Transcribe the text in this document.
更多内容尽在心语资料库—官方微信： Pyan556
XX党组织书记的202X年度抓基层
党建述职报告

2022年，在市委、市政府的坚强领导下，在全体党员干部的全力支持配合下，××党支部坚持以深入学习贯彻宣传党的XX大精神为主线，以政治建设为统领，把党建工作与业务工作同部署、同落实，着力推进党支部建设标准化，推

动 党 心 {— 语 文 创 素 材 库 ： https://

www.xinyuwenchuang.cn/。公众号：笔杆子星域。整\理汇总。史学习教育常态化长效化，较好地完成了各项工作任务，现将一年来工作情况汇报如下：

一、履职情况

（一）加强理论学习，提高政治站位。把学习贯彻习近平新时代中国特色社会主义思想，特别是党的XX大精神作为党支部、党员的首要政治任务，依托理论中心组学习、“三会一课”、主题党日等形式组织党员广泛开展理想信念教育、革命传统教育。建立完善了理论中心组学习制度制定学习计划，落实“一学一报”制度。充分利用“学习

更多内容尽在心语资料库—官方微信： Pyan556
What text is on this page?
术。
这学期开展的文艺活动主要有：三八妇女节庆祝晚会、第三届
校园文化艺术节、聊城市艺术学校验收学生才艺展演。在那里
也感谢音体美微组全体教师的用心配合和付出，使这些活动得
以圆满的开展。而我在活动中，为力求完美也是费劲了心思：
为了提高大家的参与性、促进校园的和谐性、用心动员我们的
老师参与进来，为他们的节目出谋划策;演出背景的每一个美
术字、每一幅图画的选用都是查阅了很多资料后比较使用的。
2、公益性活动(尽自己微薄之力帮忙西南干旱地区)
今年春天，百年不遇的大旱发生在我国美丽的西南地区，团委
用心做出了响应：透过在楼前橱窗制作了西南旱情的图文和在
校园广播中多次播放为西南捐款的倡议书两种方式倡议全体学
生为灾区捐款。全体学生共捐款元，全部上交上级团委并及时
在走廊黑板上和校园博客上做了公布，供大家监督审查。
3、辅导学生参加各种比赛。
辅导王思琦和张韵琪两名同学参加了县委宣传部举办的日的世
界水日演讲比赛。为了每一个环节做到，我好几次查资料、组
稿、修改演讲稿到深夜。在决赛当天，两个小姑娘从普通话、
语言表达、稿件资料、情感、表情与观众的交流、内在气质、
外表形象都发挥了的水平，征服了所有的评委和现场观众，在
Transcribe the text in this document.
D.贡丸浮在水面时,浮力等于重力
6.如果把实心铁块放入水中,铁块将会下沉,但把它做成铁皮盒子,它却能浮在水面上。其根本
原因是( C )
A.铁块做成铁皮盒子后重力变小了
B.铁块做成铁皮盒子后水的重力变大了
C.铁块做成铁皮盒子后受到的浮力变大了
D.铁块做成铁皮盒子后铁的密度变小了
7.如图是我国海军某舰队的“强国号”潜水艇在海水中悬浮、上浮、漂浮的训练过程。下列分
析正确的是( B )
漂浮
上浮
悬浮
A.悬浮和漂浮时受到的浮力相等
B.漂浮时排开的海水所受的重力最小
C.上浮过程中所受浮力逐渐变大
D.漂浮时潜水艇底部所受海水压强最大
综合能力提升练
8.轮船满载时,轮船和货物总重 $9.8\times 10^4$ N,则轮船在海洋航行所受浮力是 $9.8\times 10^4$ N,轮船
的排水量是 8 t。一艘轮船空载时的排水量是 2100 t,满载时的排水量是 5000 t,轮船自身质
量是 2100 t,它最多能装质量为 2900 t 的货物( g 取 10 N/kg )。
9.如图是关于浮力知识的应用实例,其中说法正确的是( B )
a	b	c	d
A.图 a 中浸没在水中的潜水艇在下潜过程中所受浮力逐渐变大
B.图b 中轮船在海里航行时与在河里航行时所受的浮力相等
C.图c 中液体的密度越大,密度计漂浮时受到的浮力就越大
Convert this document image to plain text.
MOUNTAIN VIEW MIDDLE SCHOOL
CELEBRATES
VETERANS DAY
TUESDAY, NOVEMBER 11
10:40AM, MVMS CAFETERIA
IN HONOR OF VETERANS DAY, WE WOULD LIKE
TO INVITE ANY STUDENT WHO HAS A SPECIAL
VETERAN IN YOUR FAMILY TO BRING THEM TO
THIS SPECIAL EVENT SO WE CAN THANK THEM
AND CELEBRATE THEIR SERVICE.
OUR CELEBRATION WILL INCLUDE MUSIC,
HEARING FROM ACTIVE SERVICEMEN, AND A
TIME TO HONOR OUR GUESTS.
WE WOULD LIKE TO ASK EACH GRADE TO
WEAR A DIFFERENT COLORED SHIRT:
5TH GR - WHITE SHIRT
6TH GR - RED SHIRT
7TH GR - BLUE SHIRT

★ ★ ★ ★ ★ ★ ★

WRITTEN TASK
Each line of the material above needs to be quoted exactly, please.

EXERCISE RESPONSE
Transcribe the text in this document.
更多内容尽在心语资料库—官方微信： Pyan556
XX党组织书记的202X年度抓基层
党建述职报告

2022年，在市委、市政府的坚强领导下，在全体党员干部的全力支持配合下，××党支部坚持以深入学习贯彻宣传党的XX大精神为主线，以政治建设为统领，把党建工作与业务工作同部署、同落实，着力推进党支部建设标准化，推

动 党 心 {— 语 文 创 素 材 库 ： https://

www.xinyuwenchuang.cn/。公众号：笔杆子星域。整\理汇总。史学习教育常态化长效化，较好地完成了各项工作任务，现将一年来工作情况汇报如下：

一、履职情况

（一）加强理论学习，提高政治站位。把学习贯彻习近平新时代中国特色社会主义思想，特别是党的XX大精神作为党支部、党员的首要政治任务，依托理论中心组学习、“三会一课”、主题党日等形式组织党员广泛开展理想信念教育、革命传统教育。建立完善了理论中心组学习制度制定学习计划，落实“一学一报”制度。充分利用“学习

更多内容尽在心语资料库—官方微信： Pyan556
What text is on this page?
术。
这学期开展的文艺活动主要有：三八妇女节庆祝晚会、第三届
校园文化艺术节、聊城市艺术学校验收学生才艺展演。在那里
也感谢音体美微组全体教师的用心配合和付出，使这些活动得
以圆满的开展。而我在活动中，为力求完美也是费劲了心思：
为了提高大家的参与性、促进校园的和谐性、用心动员我们的
老师参与进来，为他们的节目出谋划策;演出背景的每一个美
术字、每一幅图画的选用都是查阅了很多资料后比较使用的。
2、公益性活动(尽自己微薄之力帮忙西南干旱地区)
今年春天，百年不遇的大旱发生在我国美丽的西南地区，团委
用心做出了响应：透过在楼前橱窗制作了西南旱情的图文和在
校园广播中多次播放为西南捐款的倡议书两种方式倡议全体学
生为灾区捐款。全体学生共捐款元，全部上交上级团委并及时
在走廊黑板上和校园博客上做了公布，供大家监督审查。
3、辅导学生参加各种比赛。
辅导王思琦和张韵琪两名同学参加了县委宣传部举办的日的世
界水日演讲比赛。为了每一个环节做到，我好几次查资料、组
稿、修改演讲稿到深夜。在决赛当天，两个小姑娘从普通话、
语言表达、稿件资料、情感、表情与观众的交流、内在气质、
外表形象都发挥了的水平，征服了所有的评委和现场观众，在
Transcribe the text in this document.
D.贡丸浮在水面时,浮力等于重力
6.如果把实心铁块放入水中,铁块将会下沉,但把它做成铁皮盒子,它却能浮在水面上。其根本
原因是( C )
A.铁块做成铁皮盒子后重力变小了
B.铁块做成铁皮盒子后水的重力变大了
C.铁块做成铁皮盒子后受到的浮力变大了
D.铁块做成铁皮盒子后铁的密度变小了
7.如图是我国海军某舰队的“强国号”潜水艇在海水中悬浮、上浮、漂浮的训练过程。下列分
析正确的是( B )
漂浮
上浮
悬浮
A.悬浮和漂浮时受到的浮力相等
B.漂浮时排开的海水所受的重力最小
C.上浮过程中所受浮力逐渐变大
D.漂浮时潜水艇底部所受海水压强最大
综合能力提升练
8.轮船满载时,轮船和货物总重 $9.8\times 10^4$ N,则轮船在海洋航行所受浮力是 $9.8\times 10^4$ N,轮船
的排水量是 8 t。一艘轮船空载时的排水量是 2100 t,满载时的排水量是 5000 t,轮船自身质
量是 2100 t,它最多能装质量为 2900 t 的货物( g 取 10 N/kg )。
9.如图是关于浮力知识的应用实例,其中说法正确的是( B )
a	b	c	d
A.图 a 中浸没在水中的潜水艇在下潜过程中所受浮力逐渐变大
B.图b 中轮船在海里航行时与在河里航行时所受的浮力相等
C.图c 中液体的密度越大,密度计漂浮时受到的浮力就越大
Convert this document image to plain text.
MOUNTAIN VIEW MIDDLE SCHOOL
CELEBRATES
VETERANS DAY
TUESDAY, NOVEMBER 11
10:40AM, MVMS CAFETERIA
IN HONOR OF VETERANS DAY, WE WOULD LIKE
TO INVITE ANY STUDENT WHO HAS A SPECIAL
VETERAN IN YOUR FAMILY TO BRING THEM TO
THIS SPECIAL EVENT SO WE CAN THANK THEM
AND CELEBRATE THEIR SERVICE.
OUR CELEBRATION WILL INCLUDE MUSIC,
HEARING FROM ACTIVE SERVICEMEN, AND A
TIME TO HONOR OUR GUESTS.
WE WOULD LIKE TO ASK EACH GRADE TO
WEAR A DIFFERENT COLORED SHIRT:
5TH GR - WHITE SHIRT
6TH GR - RED SHIRT
7TH GR - BLUE SHIRT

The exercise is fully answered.